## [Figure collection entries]
— Begin —

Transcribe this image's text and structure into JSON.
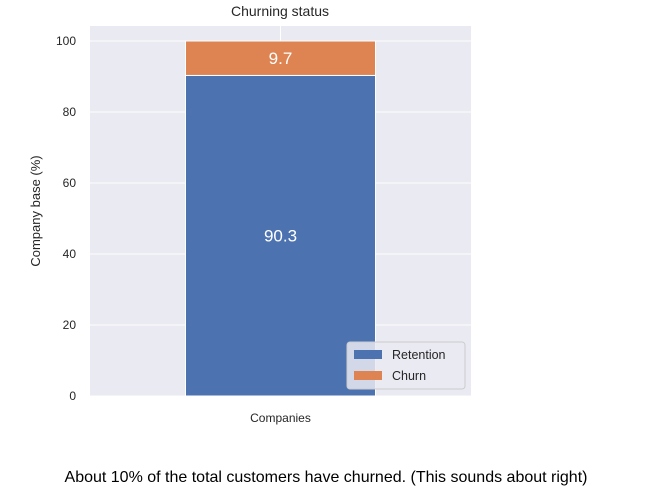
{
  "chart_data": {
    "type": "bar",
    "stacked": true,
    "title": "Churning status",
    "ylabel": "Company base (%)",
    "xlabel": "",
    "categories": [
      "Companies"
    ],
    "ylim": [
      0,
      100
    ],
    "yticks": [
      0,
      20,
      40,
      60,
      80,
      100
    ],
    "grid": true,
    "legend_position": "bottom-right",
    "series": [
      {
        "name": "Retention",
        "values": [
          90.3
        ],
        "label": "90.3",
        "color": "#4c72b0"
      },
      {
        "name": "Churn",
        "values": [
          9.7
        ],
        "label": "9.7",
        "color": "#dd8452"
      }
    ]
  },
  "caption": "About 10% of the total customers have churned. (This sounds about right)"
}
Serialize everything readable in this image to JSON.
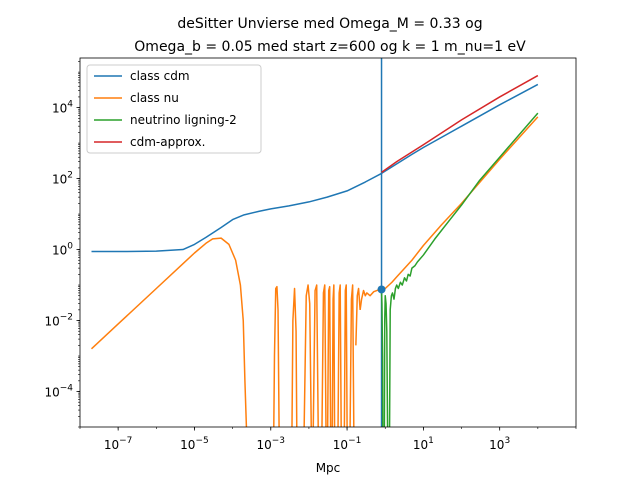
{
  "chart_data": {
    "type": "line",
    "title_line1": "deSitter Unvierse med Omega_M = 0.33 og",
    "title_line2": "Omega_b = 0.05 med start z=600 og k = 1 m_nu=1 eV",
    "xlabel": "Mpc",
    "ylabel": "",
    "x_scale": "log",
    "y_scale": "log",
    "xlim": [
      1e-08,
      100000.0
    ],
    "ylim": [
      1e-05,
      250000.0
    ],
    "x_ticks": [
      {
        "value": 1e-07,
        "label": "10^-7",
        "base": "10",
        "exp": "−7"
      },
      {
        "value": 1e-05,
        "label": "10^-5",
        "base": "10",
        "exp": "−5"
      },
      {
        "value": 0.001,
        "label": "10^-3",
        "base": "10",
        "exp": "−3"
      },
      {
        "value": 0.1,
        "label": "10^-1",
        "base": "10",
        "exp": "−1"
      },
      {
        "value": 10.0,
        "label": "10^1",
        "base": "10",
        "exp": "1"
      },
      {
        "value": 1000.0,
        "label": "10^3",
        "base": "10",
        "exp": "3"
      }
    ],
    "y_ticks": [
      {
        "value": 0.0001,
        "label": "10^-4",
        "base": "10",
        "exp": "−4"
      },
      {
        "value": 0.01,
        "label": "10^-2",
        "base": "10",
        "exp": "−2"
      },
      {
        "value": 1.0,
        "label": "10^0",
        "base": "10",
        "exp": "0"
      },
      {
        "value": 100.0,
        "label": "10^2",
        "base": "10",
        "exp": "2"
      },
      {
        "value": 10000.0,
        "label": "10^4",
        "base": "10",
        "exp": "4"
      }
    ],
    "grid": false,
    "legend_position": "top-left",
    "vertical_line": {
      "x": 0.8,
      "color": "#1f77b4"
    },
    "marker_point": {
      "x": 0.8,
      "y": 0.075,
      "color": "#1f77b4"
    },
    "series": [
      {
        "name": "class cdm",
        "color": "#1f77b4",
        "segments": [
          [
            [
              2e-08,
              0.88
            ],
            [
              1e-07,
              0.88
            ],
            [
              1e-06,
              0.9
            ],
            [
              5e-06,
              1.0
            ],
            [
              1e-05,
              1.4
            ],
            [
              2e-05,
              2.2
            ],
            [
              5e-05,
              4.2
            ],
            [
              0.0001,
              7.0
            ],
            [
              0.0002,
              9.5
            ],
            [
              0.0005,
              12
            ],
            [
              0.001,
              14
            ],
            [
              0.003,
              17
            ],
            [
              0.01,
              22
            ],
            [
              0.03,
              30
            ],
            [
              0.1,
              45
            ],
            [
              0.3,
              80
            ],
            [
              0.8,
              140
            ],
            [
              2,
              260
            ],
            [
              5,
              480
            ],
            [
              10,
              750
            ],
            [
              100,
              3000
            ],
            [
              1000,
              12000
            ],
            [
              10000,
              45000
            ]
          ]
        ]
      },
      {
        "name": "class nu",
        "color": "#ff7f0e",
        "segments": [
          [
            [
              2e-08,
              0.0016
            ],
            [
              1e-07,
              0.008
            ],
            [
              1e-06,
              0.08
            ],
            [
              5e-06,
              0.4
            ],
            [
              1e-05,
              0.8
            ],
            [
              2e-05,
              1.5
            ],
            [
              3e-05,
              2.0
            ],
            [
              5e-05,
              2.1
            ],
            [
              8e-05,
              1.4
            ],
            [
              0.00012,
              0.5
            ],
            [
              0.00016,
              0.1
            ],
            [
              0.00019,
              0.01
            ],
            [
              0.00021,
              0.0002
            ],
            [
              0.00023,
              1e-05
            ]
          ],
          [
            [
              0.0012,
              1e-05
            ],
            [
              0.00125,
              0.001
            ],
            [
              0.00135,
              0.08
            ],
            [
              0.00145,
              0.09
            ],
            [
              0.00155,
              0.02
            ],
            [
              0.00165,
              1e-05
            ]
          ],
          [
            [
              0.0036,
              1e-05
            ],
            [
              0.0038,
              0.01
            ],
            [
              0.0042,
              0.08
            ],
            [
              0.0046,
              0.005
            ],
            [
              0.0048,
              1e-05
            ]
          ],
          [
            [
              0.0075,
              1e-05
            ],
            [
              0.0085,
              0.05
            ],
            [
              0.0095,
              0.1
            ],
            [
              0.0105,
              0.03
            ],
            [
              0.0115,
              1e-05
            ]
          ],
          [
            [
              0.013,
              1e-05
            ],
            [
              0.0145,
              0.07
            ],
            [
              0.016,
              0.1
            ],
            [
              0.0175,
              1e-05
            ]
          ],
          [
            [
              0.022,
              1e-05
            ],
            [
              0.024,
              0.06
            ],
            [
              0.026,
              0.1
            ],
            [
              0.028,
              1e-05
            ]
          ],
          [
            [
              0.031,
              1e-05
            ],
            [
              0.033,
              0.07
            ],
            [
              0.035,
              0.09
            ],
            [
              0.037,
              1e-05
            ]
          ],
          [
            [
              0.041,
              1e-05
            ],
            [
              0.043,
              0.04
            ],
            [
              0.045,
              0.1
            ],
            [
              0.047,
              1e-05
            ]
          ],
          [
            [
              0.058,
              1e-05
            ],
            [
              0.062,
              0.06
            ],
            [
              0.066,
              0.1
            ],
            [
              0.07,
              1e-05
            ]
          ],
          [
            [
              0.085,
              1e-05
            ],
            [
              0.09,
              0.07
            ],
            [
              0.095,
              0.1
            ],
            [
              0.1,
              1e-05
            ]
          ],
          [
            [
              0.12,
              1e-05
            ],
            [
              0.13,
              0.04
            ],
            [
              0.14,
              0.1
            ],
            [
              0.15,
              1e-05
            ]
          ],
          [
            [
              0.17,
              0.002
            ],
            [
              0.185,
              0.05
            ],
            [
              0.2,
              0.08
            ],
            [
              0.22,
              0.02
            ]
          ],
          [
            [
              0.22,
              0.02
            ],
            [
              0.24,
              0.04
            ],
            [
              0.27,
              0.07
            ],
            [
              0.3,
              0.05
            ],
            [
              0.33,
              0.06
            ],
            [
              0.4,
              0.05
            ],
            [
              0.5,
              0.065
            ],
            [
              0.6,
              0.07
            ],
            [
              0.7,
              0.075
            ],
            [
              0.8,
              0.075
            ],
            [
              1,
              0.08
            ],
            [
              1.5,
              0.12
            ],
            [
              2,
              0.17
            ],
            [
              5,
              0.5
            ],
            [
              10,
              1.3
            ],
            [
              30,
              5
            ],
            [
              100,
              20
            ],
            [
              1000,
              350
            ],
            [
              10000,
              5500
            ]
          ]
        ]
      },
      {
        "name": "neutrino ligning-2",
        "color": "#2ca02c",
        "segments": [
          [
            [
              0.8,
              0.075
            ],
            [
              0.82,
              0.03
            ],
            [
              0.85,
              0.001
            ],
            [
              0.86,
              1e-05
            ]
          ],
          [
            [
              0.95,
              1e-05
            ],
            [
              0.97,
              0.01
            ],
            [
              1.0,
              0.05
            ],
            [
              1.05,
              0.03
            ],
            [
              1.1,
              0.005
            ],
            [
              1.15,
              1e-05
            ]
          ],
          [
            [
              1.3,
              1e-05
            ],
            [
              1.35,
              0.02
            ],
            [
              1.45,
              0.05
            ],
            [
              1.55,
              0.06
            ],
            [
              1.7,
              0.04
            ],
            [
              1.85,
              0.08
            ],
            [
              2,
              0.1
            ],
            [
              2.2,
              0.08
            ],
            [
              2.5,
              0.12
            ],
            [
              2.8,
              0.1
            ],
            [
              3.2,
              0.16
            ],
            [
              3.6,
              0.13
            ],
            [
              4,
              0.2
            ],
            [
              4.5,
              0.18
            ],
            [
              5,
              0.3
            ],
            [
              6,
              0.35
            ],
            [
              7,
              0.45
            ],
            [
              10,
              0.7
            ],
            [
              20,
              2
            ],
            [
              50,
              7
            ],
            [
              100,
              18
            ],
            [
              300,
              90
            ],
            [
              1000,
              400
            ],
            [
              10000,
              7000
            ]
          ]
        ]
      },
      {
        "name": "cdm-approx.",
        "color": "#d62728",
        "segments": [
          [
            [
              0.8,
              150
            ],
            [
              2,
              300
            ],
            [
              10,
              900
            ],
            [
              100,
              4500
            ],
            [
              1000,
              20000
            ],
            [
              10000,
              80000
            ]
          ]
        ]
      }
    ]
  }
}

— End —

## [AIM OF THE EXERCISE]
Count the lines that hold the string "right", and reply with that number alone.

## [ANSWER BELOW]
2